▶ [What the task requires]: Starting at the line that contains "Annotate this image: element" and ending at the line that contains "trend-line-koreans (43, 701, 1331, 782)", rewrite those lines, both ends included, as a numbered list with any blank lines left out.

▶ [Data records]:
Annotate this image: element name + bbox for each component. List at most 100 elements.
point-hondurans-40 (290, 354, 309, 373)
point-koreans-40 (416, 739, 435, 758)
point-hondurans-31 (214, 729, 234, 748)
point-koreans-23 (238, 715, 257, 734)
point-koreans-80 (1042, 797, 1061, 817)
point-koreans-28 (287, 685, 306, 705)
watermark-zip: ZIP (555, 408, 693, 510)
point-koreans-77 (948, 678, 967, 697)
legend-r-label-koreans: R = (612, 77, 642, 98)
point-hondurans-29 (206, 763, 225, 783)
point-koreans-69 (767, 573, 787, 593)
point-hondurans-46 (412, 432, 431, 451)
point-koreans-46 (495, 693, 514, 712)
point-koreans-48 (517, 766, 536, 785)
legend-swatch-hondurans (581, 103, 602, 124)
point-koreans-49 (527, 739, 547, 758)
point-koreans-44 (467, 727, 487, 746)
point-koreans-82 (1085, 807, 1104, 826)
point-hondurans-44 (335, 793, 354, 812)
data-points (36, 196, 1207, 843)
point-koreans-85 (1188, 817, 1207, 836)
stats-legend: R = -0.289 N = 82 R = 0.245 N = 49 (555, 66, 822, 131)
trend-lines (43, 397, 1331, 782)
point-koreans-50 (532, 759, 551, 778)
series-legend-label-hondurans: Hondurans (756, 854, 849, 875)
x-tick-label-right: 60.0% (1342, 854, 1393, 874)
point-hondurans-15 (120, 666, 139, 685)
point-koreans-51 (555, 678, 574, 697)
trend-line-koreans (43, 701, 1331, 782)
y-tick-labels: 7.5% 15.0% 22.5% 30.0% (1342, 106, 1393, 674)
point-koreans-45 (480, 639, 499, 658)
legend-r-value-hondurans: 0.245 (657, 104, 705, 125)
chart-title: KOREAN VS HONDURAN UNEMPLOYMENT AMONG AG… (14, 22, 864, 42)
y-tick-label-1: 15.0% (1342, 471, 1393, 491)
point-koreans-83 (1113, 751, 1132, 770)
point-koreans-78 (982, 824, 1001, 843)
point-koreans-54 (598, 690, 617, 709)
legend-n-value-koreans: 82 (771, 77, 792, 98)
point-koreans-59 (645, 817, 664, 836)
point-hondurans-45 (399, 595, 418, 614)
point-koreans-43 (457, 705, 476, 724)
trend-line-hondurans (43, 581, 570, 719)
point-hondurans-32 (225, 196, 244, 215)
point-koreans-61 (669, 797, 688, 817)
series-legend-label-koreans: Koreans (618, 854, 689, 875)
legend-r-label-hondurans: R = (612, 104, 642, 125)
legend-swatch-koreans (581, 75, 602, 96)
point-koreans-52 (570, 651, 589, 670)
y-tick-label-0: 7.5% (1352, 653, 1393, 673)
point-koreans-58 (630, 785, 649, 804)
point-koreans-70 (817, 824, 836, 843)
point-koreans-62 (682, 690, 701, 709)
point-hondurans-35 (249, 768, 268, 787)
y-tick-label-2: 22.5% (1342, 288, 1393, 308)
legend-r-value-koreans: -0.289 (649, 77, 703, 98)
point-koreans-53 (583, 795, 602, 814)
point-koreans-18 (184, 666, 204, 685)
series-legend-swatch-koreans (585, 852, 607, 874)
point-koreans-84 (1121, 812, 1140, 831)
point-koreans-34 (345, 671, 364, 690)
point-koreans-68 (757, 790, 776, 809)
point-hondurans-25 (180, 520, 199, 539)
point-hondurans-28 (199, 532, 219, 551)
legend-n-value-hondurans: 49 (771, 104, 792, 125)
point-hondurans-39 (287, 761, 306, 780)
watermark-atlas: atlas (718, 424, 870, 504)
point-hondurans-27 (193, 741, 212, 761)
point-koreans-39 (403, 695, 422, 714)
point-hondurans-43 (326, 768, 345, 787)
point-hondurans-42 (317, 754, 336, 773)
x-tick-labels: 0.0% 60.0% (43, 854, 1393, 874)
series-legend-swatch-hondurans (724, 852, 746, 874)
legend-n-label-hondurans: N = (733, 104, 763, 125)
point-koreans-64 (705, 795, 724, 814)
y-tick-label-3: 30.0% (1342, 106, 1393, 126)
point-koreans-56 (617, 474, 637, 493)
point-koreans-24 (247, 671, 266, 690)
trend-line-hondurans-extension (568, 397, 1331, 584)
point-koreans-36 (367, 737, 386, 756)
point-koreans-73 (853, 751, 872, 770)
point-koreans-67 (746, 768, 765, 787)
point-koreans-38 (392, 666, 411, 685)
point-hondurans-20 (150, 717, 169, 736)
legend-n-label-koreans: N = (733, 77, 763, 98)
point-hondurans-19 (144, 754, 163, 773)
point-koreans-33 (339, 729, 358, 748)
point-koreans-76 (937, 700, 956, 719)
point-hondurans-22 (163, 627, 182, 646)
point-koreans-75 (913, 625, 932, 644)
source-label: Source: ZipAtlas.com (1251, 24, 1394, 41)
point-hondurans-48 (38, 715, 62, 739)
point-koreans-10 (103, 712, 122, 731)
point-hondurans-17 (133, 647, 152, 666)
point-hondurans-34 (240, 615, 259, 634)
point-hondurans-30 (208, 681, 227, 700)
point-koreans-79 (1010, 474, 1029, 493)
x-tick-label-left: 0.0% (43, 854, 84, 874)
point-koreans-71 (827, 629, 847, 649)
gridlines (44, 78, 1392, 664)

--

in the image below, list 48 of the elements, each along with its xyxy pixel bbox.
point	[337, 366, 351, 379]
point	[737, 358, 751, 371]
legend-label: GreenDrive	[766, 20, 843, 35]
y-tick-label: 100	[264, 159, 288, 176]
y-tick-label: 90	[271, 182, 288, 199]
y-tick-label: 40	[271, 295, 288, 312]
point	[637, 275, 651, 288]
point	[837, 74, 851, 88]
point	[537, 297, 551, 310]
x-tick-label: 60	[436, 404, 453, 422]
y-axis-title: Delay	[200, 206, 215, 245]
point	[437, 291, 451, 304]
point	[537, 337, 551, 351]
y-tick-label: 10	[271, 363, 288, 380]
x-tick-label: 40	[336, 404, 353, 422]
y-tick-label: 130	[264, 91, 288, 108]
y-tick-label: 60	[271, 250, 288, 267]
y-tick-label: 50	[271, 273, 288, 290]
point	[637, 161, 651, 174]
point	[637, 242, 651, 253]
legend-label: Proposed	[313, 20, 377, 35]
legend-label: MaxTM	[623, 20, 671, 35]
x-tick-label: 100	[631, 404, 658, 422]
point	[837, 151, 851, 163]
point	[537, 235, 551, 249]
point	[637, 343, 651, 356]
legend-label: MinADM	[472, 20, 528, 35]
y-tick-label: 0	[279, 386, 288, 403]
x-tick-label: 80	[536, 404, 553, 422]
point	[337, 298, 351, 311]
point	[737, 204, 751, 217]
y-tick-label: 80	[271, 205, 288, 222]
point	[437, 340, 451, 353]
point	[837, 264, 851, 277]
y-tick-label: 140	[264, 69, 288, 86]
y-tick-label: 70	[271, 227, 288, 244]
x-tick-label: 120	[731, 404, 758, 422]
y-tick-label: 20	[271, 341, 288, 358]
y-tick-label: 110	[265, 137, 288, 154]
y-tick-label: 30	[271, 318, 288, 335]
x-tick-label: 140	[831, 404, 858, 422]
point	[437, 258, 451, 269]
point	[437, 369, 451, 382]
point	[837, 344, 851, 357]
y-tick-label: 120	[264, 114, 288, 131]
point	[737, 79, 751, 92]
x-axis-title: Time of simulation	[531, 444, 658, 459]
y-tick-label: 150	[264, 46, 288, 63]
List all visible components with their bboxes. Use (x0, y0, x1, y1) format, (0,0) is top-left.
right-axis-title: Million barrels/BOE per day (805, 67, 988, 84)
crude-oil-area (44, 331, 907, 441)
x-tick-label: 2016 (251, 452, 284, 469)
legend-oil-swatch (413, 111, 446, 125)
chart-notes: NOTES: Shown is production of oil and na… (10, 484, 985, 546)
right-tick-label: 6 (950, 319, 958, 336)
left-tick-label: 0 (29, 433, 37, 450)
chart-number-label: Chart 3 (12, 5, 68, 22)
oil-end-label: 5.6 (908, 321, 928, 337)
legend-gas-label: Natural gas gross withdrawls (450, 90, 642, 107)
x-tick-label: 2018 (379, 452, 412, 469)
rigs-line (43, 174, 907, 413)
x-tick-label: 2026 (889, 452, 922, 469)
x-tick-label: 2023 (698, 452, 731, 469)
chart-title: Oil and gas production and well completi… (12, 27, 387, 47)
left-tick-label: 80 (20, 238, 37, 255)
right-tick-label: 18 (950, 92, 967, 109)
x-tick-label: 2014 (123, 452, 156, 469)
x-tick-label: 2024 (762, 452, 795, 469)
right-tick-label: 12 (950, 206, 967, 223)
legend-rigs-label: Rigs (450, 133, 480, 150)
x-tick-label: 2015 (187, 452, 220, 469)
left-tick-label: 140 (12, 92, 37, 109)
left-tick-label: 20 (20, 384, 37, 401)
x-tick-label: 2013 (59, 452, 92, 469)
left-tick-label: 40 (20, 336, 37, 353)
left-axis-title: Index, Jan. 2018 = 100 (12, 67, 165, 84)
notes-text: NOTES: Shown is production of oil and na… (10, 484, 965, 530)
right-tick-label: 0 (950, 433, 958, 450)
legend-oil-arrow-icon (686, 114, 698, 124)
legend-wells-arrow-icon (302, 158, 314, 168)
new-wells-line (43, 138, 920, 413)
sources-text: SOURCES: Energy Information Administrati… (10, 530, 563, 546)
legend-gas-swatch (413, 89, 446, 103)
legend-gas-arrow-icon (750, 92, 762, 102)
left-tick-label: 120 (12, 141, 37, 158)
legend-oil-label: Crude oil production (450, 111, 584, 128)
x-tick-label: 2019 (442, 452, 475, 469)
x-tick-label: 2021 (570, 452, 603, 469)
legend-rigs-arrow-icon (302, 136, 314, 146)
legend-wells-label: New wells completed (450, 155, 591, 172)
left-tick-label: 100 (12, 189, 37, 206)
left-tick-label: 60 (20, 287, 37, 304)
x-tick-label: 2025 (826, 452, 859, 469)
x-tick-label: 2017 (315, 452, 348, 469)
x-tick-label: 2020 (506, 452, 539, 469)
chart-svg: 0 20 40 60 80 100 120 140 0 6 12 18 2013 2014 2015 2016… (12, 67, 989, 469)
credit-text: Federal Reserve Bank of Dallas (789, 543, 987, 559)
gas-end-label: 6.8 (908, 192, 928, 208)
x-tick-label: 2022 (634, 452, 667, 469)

==

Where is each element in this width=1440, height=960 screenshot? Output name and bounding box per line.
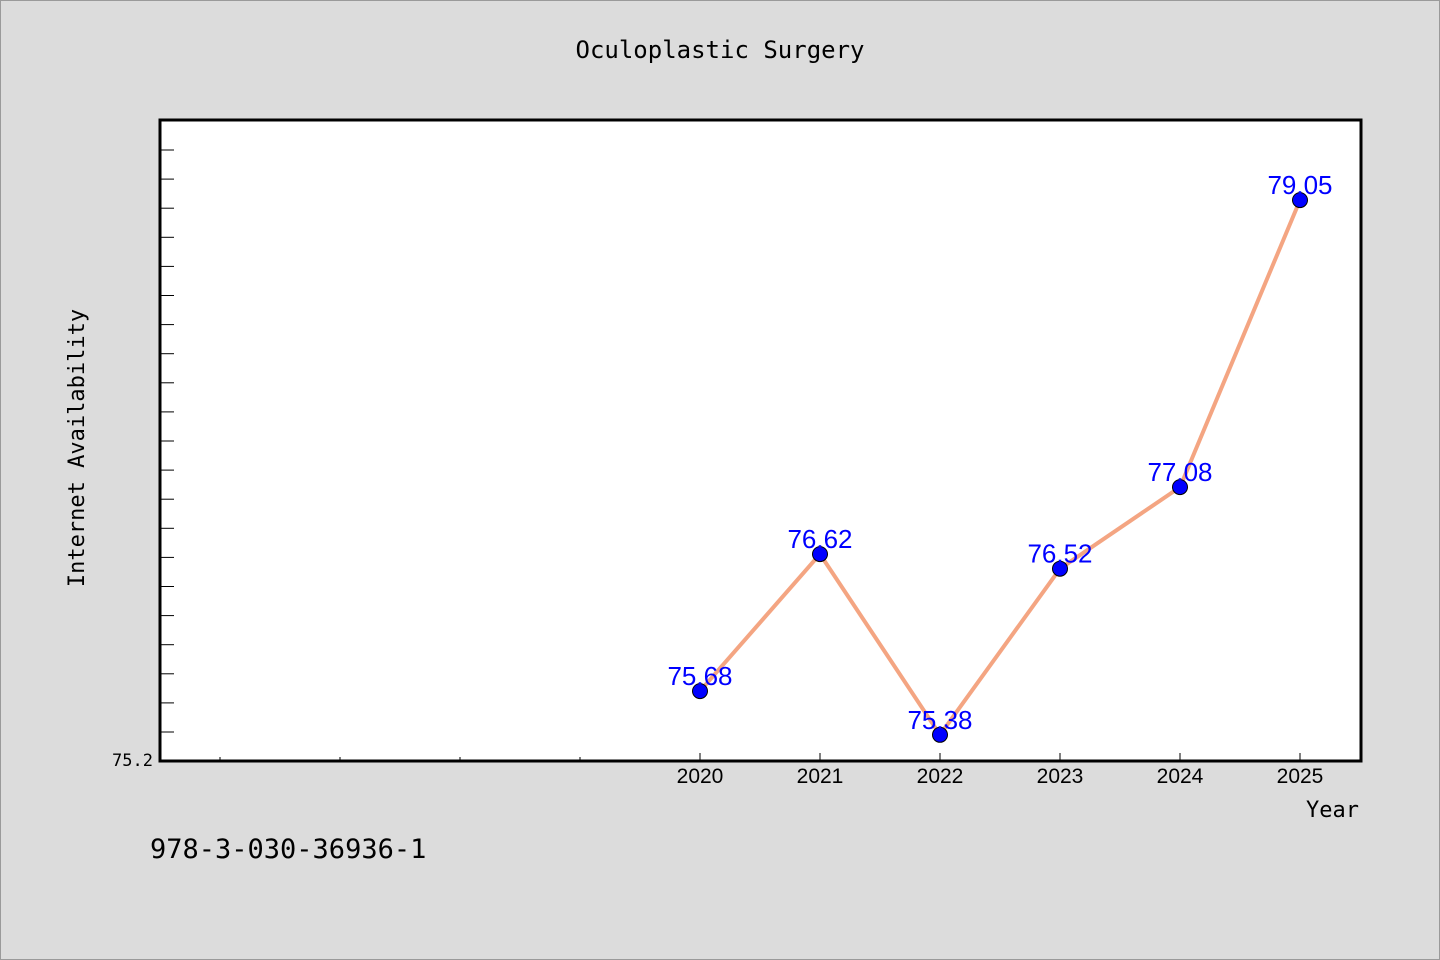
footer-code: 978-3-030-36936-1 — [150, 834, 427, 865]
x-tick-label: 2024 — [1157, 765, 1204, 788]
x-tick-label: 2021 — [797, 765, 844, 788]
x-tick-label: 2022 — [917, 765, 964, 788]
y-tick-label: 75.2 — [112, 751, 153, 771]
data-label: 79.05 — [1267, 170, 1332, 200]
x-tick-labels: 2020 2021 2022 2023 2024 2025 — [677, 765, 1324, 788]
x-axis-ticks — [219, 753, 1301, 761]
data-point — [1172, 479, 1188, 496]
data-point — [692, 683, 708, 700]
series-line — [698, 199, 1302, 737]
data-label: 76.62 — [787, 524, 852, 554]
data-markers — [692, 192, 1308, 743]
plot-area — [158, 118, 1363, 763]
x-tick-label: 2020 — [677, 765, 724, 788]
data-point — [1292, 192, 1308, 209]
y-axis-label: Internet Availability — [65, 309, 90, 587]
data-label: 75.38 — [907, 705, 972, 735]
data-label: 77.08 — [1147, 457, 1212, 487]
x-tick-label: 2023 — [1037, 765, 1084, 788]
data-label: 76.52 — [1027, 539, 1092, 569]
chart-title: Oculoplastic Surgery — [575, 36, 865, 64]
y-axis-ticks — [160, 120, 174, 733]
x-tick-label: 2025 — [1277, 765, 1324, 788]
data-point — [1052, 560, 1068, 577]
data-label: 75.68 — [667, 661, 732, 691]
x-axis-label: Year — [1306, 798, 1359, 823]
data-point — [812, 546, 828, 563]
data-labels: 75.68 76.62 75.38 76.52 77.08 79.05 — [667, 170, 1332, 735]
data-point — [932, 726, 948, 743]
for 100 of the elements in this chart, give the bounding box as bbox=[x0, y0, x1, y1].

▶ [The reply]:
1. Annotate this image: element name + bbox for each component. List at most 100 elements.
2. point-hondurans-40 (290, 354, 309, 373)
3. point-koreans-40 (416, 739, 435, 758)
4. point-hondurans-31 (214, 729, 234, 748)
5. point-koreans-23 (238, 715, 257, 734)
6. point-koreans-80 (1042, 797, 1061, 817)
7. point-koreans-28 (287, 685, 306, 705)
8. watermark-zip: ZIP (555, 408, 693, 510)
9. point-koreans-77 (948, 678, 967, 697)
10. legend-r-label-koreans: R = (612, 77, 642, 98)
11. point-hondurans-29 (206, 763, 225, 783)
12. point-koreans-69 (767, 573, 787, 593)
13. point-hondurans-46 (412, 432, 431, 451)
14. point-koreans-46 (495, 693, 514, 712)
15. point-koreans-48 (517, 766, 536, 785)
16. legend-swatch-hondurans (581, 103, 602, 124)
17. point-koreans-49 (527, 739, 547, 758)
18. point-koreans-44 (467, 727, 487, 746)
19. point-koreans-82 (1085, 807, 1104, 826)
20. point-hondurans-44 (335, 793, 354, 812)
21. data-points (36, 196, 1207, 843)
22. point-koreans-85 (1188, 817, 1207, 836)
23. stats-legend: R = -0.289 N = 82 R = 0.245 N = 49 (555, 66, 822, 131)
24. trend-lines (43, 397, 1331, 782)
25. point-koreans-50 (532, 759, 551, 778)
26. series-legend-label-hondurans: Hondurans (756, 854, 849, 875)
27. x-tick-label-right: 60.0% (1342, 854, 1393, 874)
28. point-hondurans-15 (120, 666, 139, 685)
29. point-koreans-51 (555, 678, 574, 697)
30. trend-line-koreans (43, 701, 1331, 782)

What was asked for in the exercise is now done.